_PROBLEM TO SOLVE_. Begin at the line that holds "Output a JSON" and retype every line through the end of the material, both included. Leave out the pictures.

————————

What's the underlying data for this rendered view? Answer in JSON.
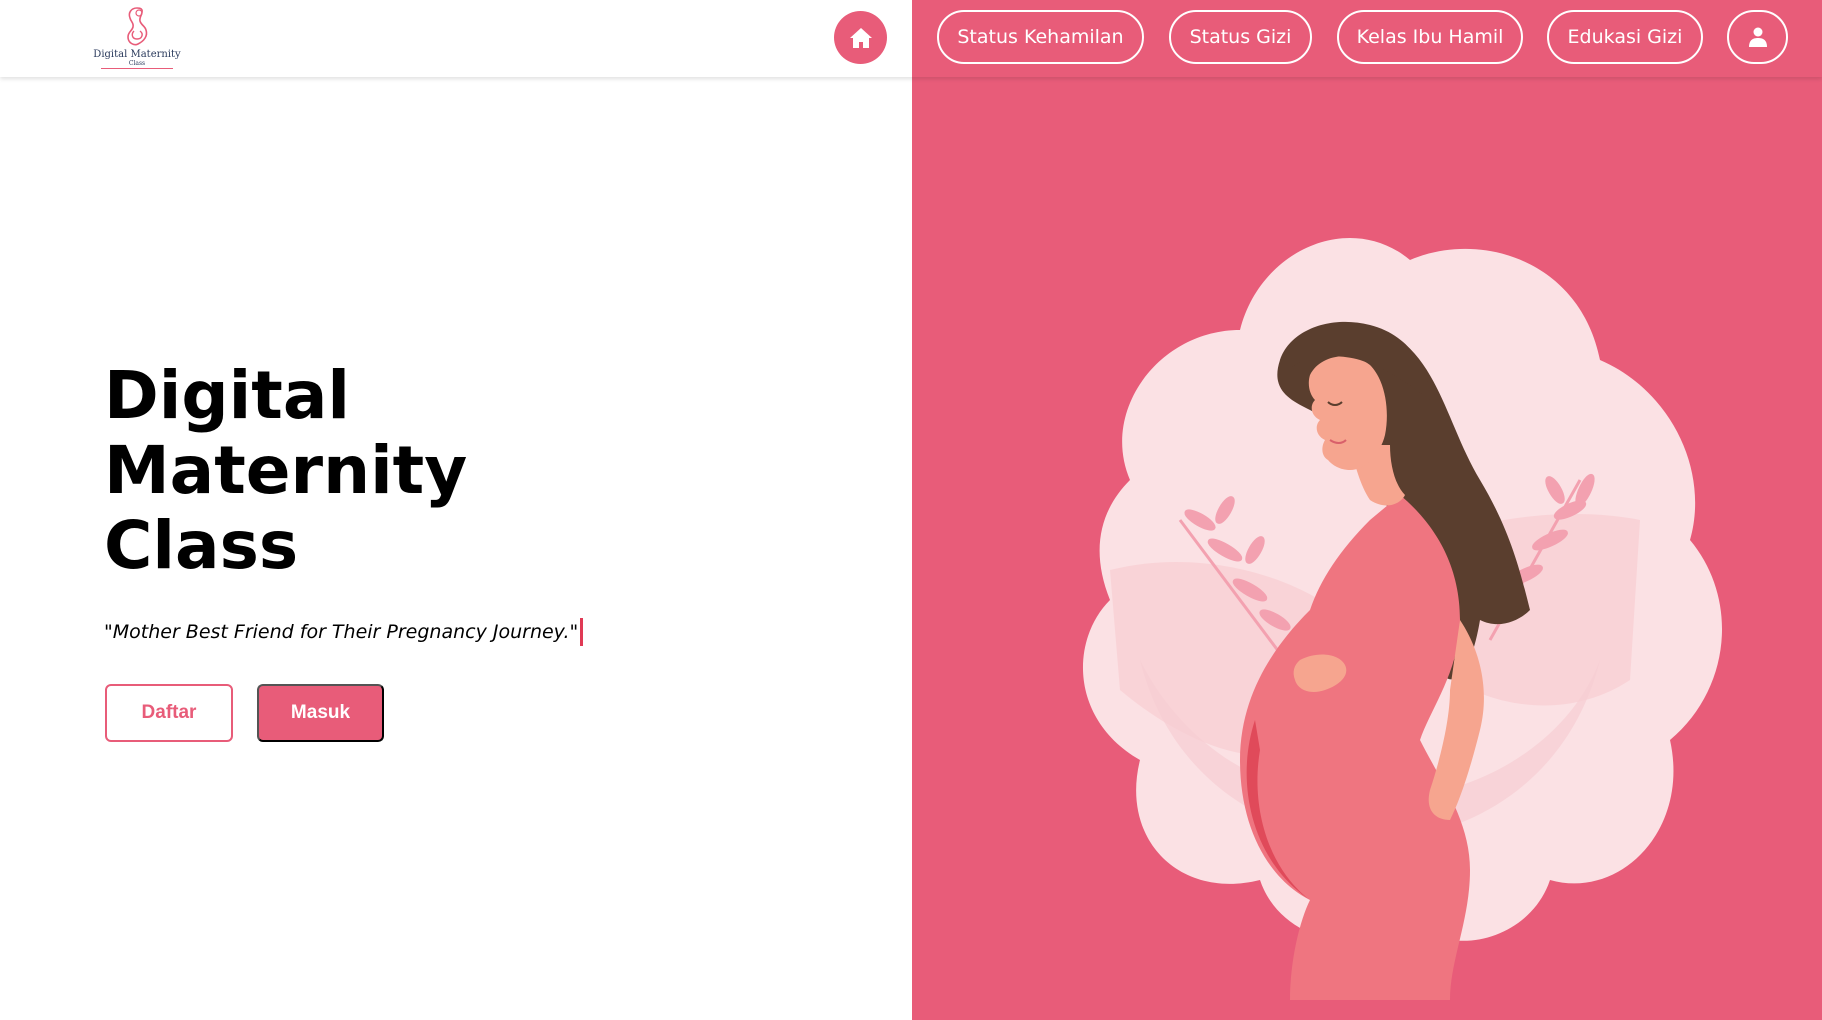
{
  "brand": {
    "logo_line1": "Digital Maternity",
    "logo_line2": "Class"
  },
  "nav": {
    "home_icon": "home-icon",
    "items": [
      {
        "label": "Status Kehamilan"
      },
      {
        "label": "Status Gizi"
      },
      {
        "label": "Kelas Ibu Hamil"
      },
      {
        "label": "Edukasi Gizi"
      }
    ],
    "user_icon": "user-icon"
  },
  "hero": {
    "title_lines": [
      "Digital",
      "Maternity",
      "Class"
    ],
    "tagline": "\"Mother Best Friend for Their Pregnancy Journey.\"",
    "register_label": "Daftar",
    "login_label": "Masuk"
  },
  "colors": {
    "accent": "#e85c79",
    "accent_dark": "#e03a55",
    "blob": "#fbe1e4",
    "text": "#000000"
  },
  "illustration": "pregnant-woman-illustration"
}
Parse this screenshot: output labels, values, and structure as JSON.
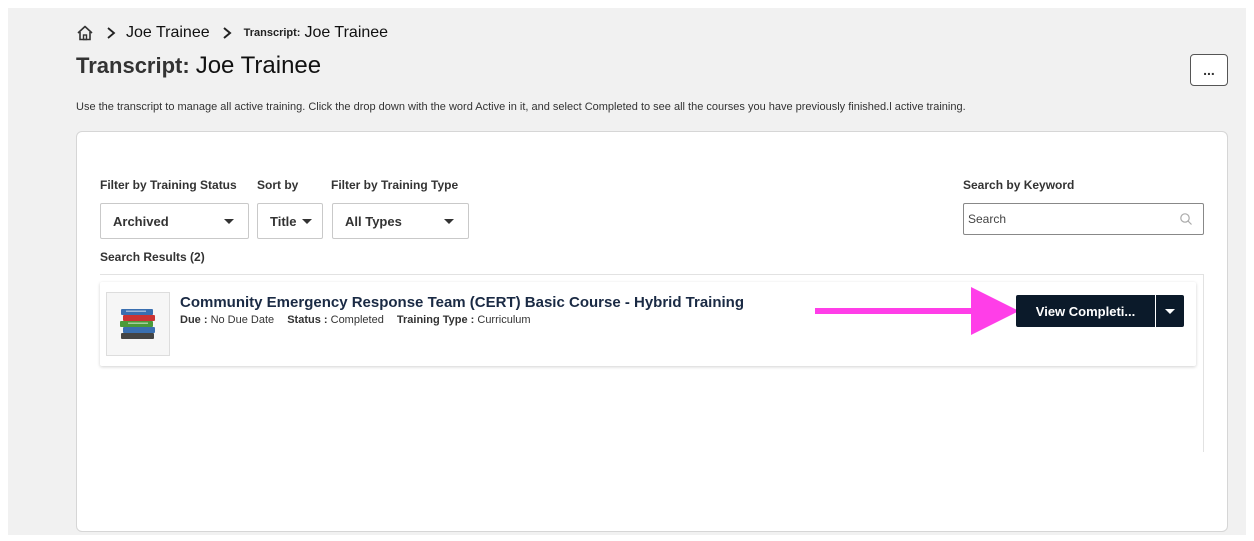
{
  "breadcrumb": {
    "home_icon": "home-icon",
    "item1": "Joe Trainee",
    "item2_prefix": "Transcript:",
    "item2_name": "Joe Trainee"
  },
  "header": {
    "title_label": "Transcript:",
    "title_name": "Joe Trainee",
    "more_label": "..."
  },
  "intro_text": "Use the transcript to manage all active training. Click the drop down with the word Active in it, and select Completed to see all the courses you have previously finished.l active training.",
  "filters": {
    "status_label": "Filter by Training Status",
    "status_value": "Archived",
    "sort_label": "Sort by",
    "sort_value": "Title",
    "type_label": "Filter by Training Type",
    "type_value": "All Types",
    "keyword_label": "Search by Keyword",
    "keyword_placeholder": "Search"
  },
  "results": {
    "label": "Search Results (2)",
    "items": [
      {
        "title": "Community Emergency Response Team (CERT) Basic Course - Hybrid Training",
        "due_label": "Due :",
        "due_value": "No Due Date",
        "status_label": "Status :",
        "status_value": "Completed",
        "type_label": "Training Type :",
        "type_value": "Curriculum",
        "action_label": "View Completi...",
        "thumbnail_icon": "books-icon"
      }
    ]
  },
  "colors": {
    "accent_dark": "#0b1a2a",
    "arrow": "#ff3ee8",
    "title_text": "#1a2a44"
  }
}
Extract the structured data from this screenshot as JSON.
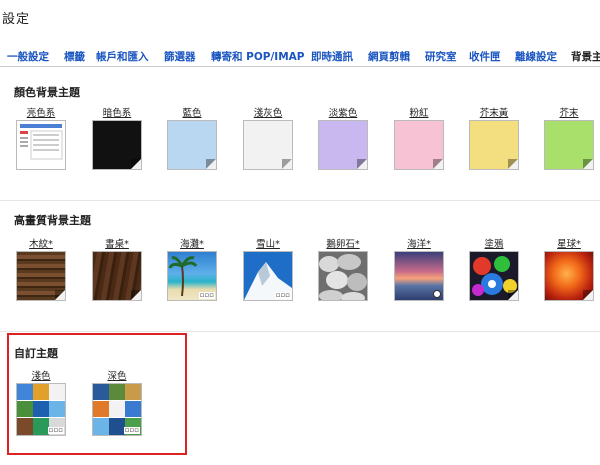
{
  "header": {
    "title": "設定"
  },
  "tabs": [
    {
      "label": "一般設定"
    },
    {
      "label": "標籤"
    },
    {
      "label": "帳戶和匯入"
    },
    {
      "label": "篩選器"
    },
    {
      "label": "轉寄和 POP/IMAP"
    },
    {
      "label": "即時通訊"
    },
    {
      "label": "網頁剪輯"
    },
    {
      "label": "研究室"
    },
    {
      "label": "收件匣"
    },
    {
      "label": "離線設定"
    },
    {
      "label": "背景主題"
    }
  ],
  "sections": {
    "color": {
      "title": "顏色背景主題",
      "items": [
        {
          "label": "亮色系",
          "color": "#ffffff"
        },
        {
          "label": "暗色系",
          "color": "#111111"
        },
        {
          "label": "藍色",
          "color": "#b9d7f0"
        },
        {
          "label": "淺灰色",
          "color": "#f2f2f2"
        },
        {
          "label": "淡紫色",
          "color": "#c9b7ef"
        },
        {
          "label": "粉紅",
          "color": "#f7c2d3"
        },
        {
          "label": "芥末黃",
          "color": "#f3df7f"
        },
        {
          "label": "芥末",
          "color": "#a8e06b"
        }
      ]
    },
    "hd": {
      "title": "高畫質背景主題",
      "items": [
        {
          "label": "木紋*"
        },
        {
          "label": "書桌*"
        },
        {
          "label": "海灘*"
        },
        {
          "label": "雪山*"
        },
        {
          "label": "鵝卵石*"
        },
        {
          "label": "海洋*"
        },
        {
          "label": "塗鴉"
        },
        {
          "label": "星球*"
        }
      ]
    },
    "custom": {
      "title": "自訂主題",
      "items": [
        {
          "label": "淺色"
        },
        {
          "label": "深色"
        }
      ]
    }
  },
  "badge_text": "▫▫▫"
}
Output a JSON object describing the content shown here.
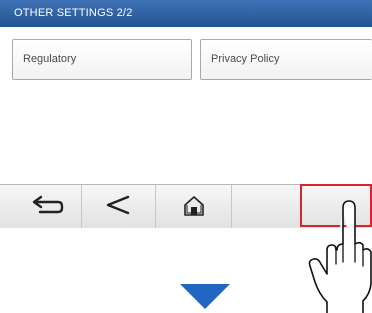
{
  "screen": {
    "title": "OTHER SETTINGS  2/2"
  },
  "settings": [
    {
      "label": "Regulatory"
    },
    {
      "label": "Privacy Policy"
    }
  ],
  "toolbar": {
    "buttons": [
      {
        "icon": "return-icon"
      },
      {
        "icon": "previous-page-icon"
      },
      {
        "icon": "home-icon"
      },
      {
        "icon": ""
      },
      {
        "icon": ""
      }
    ]
  },
  "annotation": {
    "highlight_color": "#d8242c",
    "arrow_color": "#2266c4"
  },
  "colors": {
    "title_bar": "#2f63a6",
    "toolbar": "#ececec"
  }
}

————————

_ANSWER FOR THE TASK_.
Output a JSON object describing the content shown here.
{
  "screen": {
    "title": "OTHER SETTINGS  2/2"
  },
  "settings": [
    {
      "label": "Regulatory"
    },
    {
      "label": "Privacy Policy"
    }
  ],
  "toolbar": {
    "buttons": [
      {
        "icon": "return-icon"
      },
      {
        "icon": "previous-page-icon"
      },
      {
        "icon": "home-icon"
      },
      {
        "icon": ""
      },
      {
        "icon": ""
      }
    ]
  },
  "annotation": {
    "highlight_color": "#d8242c",
    "arrow_color": "#2266c4"
  },
  "colors": {
    "title_bar": "#2f63a6",
    "toolbar": "#ececec"
  }
}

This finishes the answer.